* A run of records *
# # # #

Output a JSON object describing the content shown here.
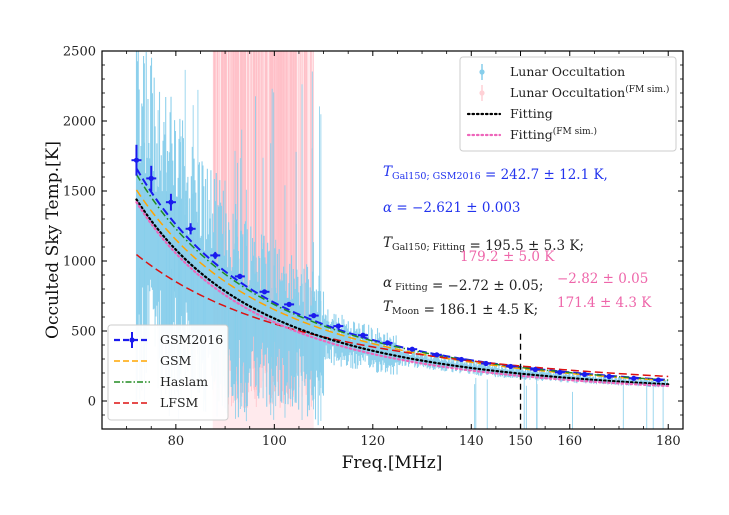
{
  "chart_data": {
    "type": "line",
    "xlabel": "Freq.[MHz]",
    "ylabel": "Occulted Sky Temp.[K]",
    "xlim": [
      65,
      183
    ],
    "ylim": [
      -200,
      2500
    ],
    "x_ticks": [
      80,
      100,
      120,
      140,
      150,
      160,
      180
    ],
    "y_ticks": [
      0,
      500,
      1000,
      1500,
      2000,
      2500
    ],
    "grid": false,
    "legend_upper": {
      "placement": "top-right",
      "entries": [
        {
          "label": "Lunar Occultation",
          "sup": "",
          "color": "#87ceeb",
          "style": "errorbar"
        },
        {
          "label": "Lunar Occultation",
          "sup": "(FM sim.)",
          "color": "#ffd1d6",
          "style": "errorbar"
        },
        {
          "label": "Fitting",
          "sup": "",
          "color": "#000000",
          "style": "dotted"
        },
        {
          "label": "Fitting",
          "sup": "(FM sim.)",
          "color": "#ee66bb",
          "style": "dotted"
        }
      ]
    },
    "legend_lower": {
      "placement": "bottom-left",
      "entries": [
        {
          "label": "GSM2016",
          "color": "#1a1aee",
          "style": "dashed-errorbar"
        },
        {
          "label": "GSM",
          "color": "#ffa500",
          "style": "dashed"
        },
        {
          "label": "Haslam",
          "color": "#228b22",
          "style": "dashdot"
        },
        {
          "label": "LFSM",
          "color": "#dd1111",
          "style": "dashed"
        }
      ]
    },
    "vline": {
      "x": 150,
      "style": "dashed",
      "color": "#000000"
    },
    "series": [
      {
        "name": "GSM2016",
        "T150": 242.7,
        "alpha": -2.621,
        "color": "#1a1aee",
        "style": "dashed",
        "x_range": [
          72,
          180
        ]
      },
      {
        "name": "GSM",
        "T150": 232,
        "alpha": -2.55,
        "color": "#ffa500",
        "style": "dashed",
        "x_range": [
          72,
          180
        ]
      },
      {
        "name": "Haslam",
        "T150": 240,
        "alpha": -2.6,
        "color": "#228b22",
        "style": "dashdot",
        "x_range": [
          72,
          180
        ]
      },
      {
        "name": "LFSM",
        "T150": 250,
        "alpha": -1.95,
        "color": "#dd1111",
        "style": "dashed",
        "x_range": [
          72,
          180
        ]
      },
      {
        "name": "Fitting",
        "T150": 195.5,
        "alpha": -2.72,
        "color": "#000000",
        "style": "dotted",
        "x_range": [
          72,
          180
        ]
      },
      {
        "name": "Fitting (FM sim.)",
        "T150": 179.2,
        "alpha": -2.82,
        "color": "#ee66bb",
        "style": "dotted",
        "x_range": [
          72,
          180
        ]
      }
    ],
    "gsm2016_markers": {
      "x": [
        72,
        75,
        79,
        83,
        88,
        93,
        98,
        103,
        108,
        113,
        118,
        123,
        128,
        133,
        138,
        143,
        148,
        153,
        158,
        163,
        168,
        173,
        178
      ],
      "y": [
        1720,
        1590,
        1420,
        1230,
        1040,
        890,
        780,
        690,
        610,
        535,
        470,
        415,
        370,
        330,
        297,
        268,
        247,
        225,
        205,
        190,
        175,
        162,
        150
      ],
      "err": [
        110,
        90,
        60,
        40,
        25,
        18,
        12,
        10,
        8,
        6,
        5,
        4,
        4,
        3,
        3,
        3,
        2,
        2,
        2,
        2,
        2,
        2,
        2
      ]
    },
    "lunar_occultation": {
      "color": "#87ceeb",
      "x_range": [
        72,
        180
      ],
      "note": "dense noisy measurement band"
    },
    "fm_band": {
      "color": "#ffd1d6",
      "x_range": [
        87.5,
        108
      ]
    },
    "annotations": [
      {
        "parts": [
          {
            "t": "T",
            "italic": true
          },
          {
            "t": "Gal150; GSM2016",
            "sub": true
          },
          {
            "t": " = 242.7 ± 12.1 K,"
          }
        ],
        "color": "#2233ee"
      },
      {
        "parts": [
          {
            "t": "α",
            "italic": true
          },
          {
            "t": " = −2.621 ± 0.003"
          }
        ],
        "color": "#2233ee"
      },
      {
        "parts": [
          {
            "t": "T",
            "italic": true
          },
          {
            "t": "Gal150; Fitting",
            "sub": true
          },
          {
            "t": " = 195.5 ± 5.3 K;"
          }
        ],
        "color": "#222222"
      },
      {
        "parts": [
          {
            "t": "179.2 ± 5.0 K"
          }
        ],
        "color": "#ee66aa"
      },
      {
        "parts": [
          {
            "t": "α",
            "italic": true
          },
          {
            "t": " Fitting",
            "sub": true
          },
          {
            "t": " = −2.72 ± 0.05;"
          }
        ],
        "color": "#222222"
      },
      {
        "parts": [
          {
            "t": "−2.82 ± 0.05"
          }
        ],
        "color": "#ee66aa"
      },
      {
        "parts": [
          {
            "t": "T",
            "italic": true
          },
          {
            "t": "Moon",
            "sub": true
          },
          {
            "t": " = 186.1 ± 4.5 K;"
          }
        ],
        "color": "#222222"
      },
      {
        "parts": [
          {
            "t": "171.4 ± 4.3 K"
          }
        ],
        "color": "#ee66aa"
      }
    ]
  }
}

# # # #

* TASK DIRECTIONS *
Repeat the listing in full and exactly. Leave any pictures out.

* PROBLEM SOLUTION *
Output a JSON object describing the content shown here.
{
  "chart_data": {
    "type": "line",
    "xlabel": "Freq.[MHz]",
    "ylabel": "Occulted Sky Temp.[K]",
    "xlim": [
      65,
      183
    ],
    "ylim": [
      -200,
      2500
    ],
    "x_ticks": [
      80,
      100,
      120,
      140,
      150,
      160,
      180
    ],
    "y_ticks": [
      0,
      500,
      1000,
      1500,
      2000,
      2500
    ],
    "grid": false,
    "legend_upper": {
      "placement": "top-right",
      "entries": [
        {
          "label": "Lunar Occultation",
          "sup": "",
          "color": "#87ceeb",
          "style": "errorbar"
        },
        {
          "label": "Lunar Occultation",
          "sup": "(FM sim.)",
          "color": "#ffd1d6",
          "style": "errorbar"
        },
        {
          "label": "Fitting",
          "sup": "",
          "color": "#000000",
          "style": "dotted"
        },
        {
          "label": "Fitting",
          "sup": "(FM sim.)",
          "color": "#ee66bb",
          "style": "dotted"
        }
      ]
    },
    "legend_lower": {
      "placement": "bottom-left",
      "entries": [
        {
          "label": "GSM2016",
          "color": "#1a1aee",
          "style": "dashed-errorbar"
        },
        {
          "label": "GSM",
          "color": "#ffa500",
          "style": "dashed"
        },
        {
          "label": "Haslam",
          "color": "#228b22",
          "style": "dashdot"
        },
        {
          "label": "LFSM",
          "color": "#dd1111",
          "style": "dashed"
        }
      ]
    },
    "vline": {
      "x": 150,
      "style": "dashed",
      "color": "#000000"
    },
    "series": [
      {
        "name": "GSM2016",
        "T150": 242.7,
        "alpha": -2.621,
        "color": "#1a1aee",
        "style": "dashed",
        "x_range": [
          72,
          180
        ]
      },
      {
        "name": "GSM",
        "T150": 232,
        "alpha": -2.55,
        "color": "#ffa500",
        "style": "dashed",
        "x_range": [
          72,
          180
        ]
      },
      {
        "name": "Haslam",
        "T150": 240,
        "alpha": -2.6,
        "color": "#228b22",
        "style": "dashdot",
        "x_range": [
          72,
          180
        ]
      },
      {
        "name": "LFSM",
        "T150": 250,
        "alpha": -1.95,
        "color": "#dd1111",
        "style": "dashed",
        "x_range": [
          72,
          180
        ]
      },
      {
        "name": "Fitting",
        "T150": 195.5,
        "alpha": -2.72,
        "color": "#000000",
        "style": "dotted",
        "x_range": [
          72,
          180
        ]
      },
      {
        "name": "Fitting (FM sim.)",
        "T150": 179.2,
        "alpha": -2.82,
        "color": "#ee66bb",
        "style": "dotted",
        "x_range": [
          72,
          180
        ]
      }
    ],
    "gsm2016_markers": {
      "x": [
        72,
        75,
        79,
        83,
        88,
        93,
        98,
        103,
        108,
        113,
        118,
        123,
        128,
        133,
        138,
        143,
        148,
        153,
        158,
        163,
        168,
        173,
        178
      ],
      "y": [
        1720,
        1590,
        1420,
        1230,
        1040,
        890,
        780,
        690,
        610,
        535,
        470,
        415,
        370,
        330,
        297,
        268,
        247,
        225,
        205,
        190,
        175,
        162,
        150
      ],
      "err": [
        110,
        90,
        60,
        40,
        25,
        18,
        12,
        10,
        8,
        6,
        5,
        4,
        4,
        3,
        3,
        3,
        2,
        2,
        2,
        2,
        2,
        2,
        2
      ]
    },
    "lunar_occultation": {
      "color": "#87ceeb",
      "x_range": [
        72,
        180
      ],
      "note": "dense noisy measurement band"
    },
    "fm_band": {
      "color": "#ffd1d6",
      "x_range": [
        87.5,
        108
      ]
    },
    "annotations": [
      {
        "parts": [
          {
            "t": "T",
            "italic": true
          },
          {
            "t": "Gal150; GSM2016",
            "sub": true
          },
          {
            "t": " = 242.7 ± 12.1 K,"
          }
        ],
        "color": "#2233ee"
      },
      {
        "parts": [
          {
            "t": "α",
            "italic": true
          },
          {
            "t": " = −2.621 ± 0.003"
          }
        ],
        "color": "#2233ee"
      },
      {
        "parts": [
          {
            "t": "T",
            "italic": true
          },
          {
            "t": "Gal150; Fitting",
            "sub": true
          },
          {
            "t": " = 195.5 ± 5.3 K;"
          }
        ],
        "color": "#222222"
      },
      {
        "parts": [
          {
            "t": "179.2 ± 5.0 K"
          }
        ],
        "color": "#ee66aa"
      },
      {
        "parts": [
          {
            "t": "α",
            "italic": true
          },
          {
            "t": " Fitting",
            "sub": true
          },
          {
            "t": " = −2.72 ± 0.05;"
          }
        ],
        "color": "#222222"
      },
      {
        "parts": [
          {
            "t": "−2.82 ± 0.05"
          }
        ],
        "color": "#ee66aa"
      },
      {
        "parts": [
          {
            "t": "T",
            "italic": true
          },
          {
            "t": "Moon",
            "sub": true
          },
          {
            "t": " = 186.1 ± 4.5 K;"
          }
        ],
        "color": "#222222"
      },
      {
        "parts": [
          {
            "t": "171.4 ± 4.3 K"
          }
        ],
        "color": "#ee66aa"
      }
    ]
  }
}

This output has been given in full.